#### [Your task]
Omit every picture and write out the rest of the records exactly.

**** Recorded information ****

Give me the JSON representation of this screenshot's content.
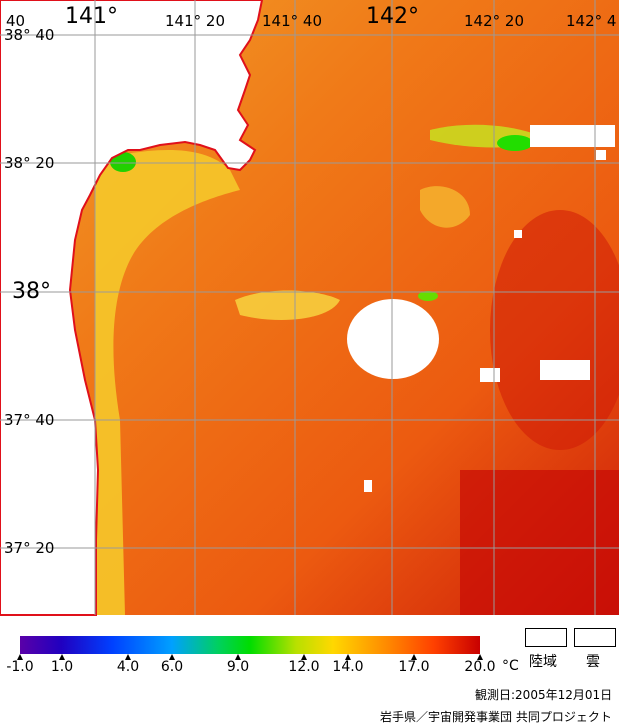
{
  "map": {
    "lon_labels": [
      "141°",
      "141° 20",
      "141° 40",
      "142°",
      "142° 20",
      "142° 4"
    ],
    "lat_labels": [
      "38° 40",
      "38° 20",
      "38°",
      "37° 40",
      "37° 20"
    ],
    "corner_label": "40"
  },
  "colorbar": {
    "ticks": [
      "-1.0",
      "1.0",
      "4.0",
      "6.0",
      "9.0",
      "12.0",
      "14.0",
      "17.0",
      "20.0"
    ],
    "unit": "°C",
    "colors": [
      "#5a00a8",
      "#0000c8",
      "#0050ff",
      "#00aaff",
      "#00c8a0",
      "#00dd00",
      "#a8e000",
      "#ffe000",
      "#ffa000",
      "#ff5000",
      "#c80000"
    ]
  },
  "legend": {
    "land_label": "陸域",
    "cloud_label": "雲"
  },
  "observation_date": "観測日:2005年12月01日",
  "credit": "岩手県／宇宙開発事業団 共同プロジェクト"
}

****

#### [Written solution]
Give me the JSON representation of this screenshot's content.
{
  "map": {
    "lon_labels": [
      "141°",
      "141° 20",
      "141° 40",
      "142°",
      "142° 20",
      "142° 4"
    ],
    "lat_labels": [
      "38° 40",
      "38° 20",
      "38°",
      "37° 40",
      "37° 20"
    ],
    "corner_label": "40"
  },
  "colorbar": {
    "ticks": [
      "-1.0",
      "1.0",
      "4.0",
      "6.0",
      "9.0",
      "12.0",
      "14.0",
      "17.0",
      "20.0"
    ],
    "unit": "°C",
    "colors": [
      "#5a00a8",
      "#0000c8",
      "#0050ff",
      "#00aaff",
      "#00c8a0",
      "#00dd00",
      "#a8e000",
      "#ffe000",
      "#ffa000",
      "#ff5000",
      "#c80000"
    ]
  },
  "legend": {
    "land_label": "陸域",
    "cloud_label": "雲"
  },
  "observation_date": "観測日:2005年12月01日",
  "credit": "岩手県／宇宙開発事業団 共同プロジェクト"
}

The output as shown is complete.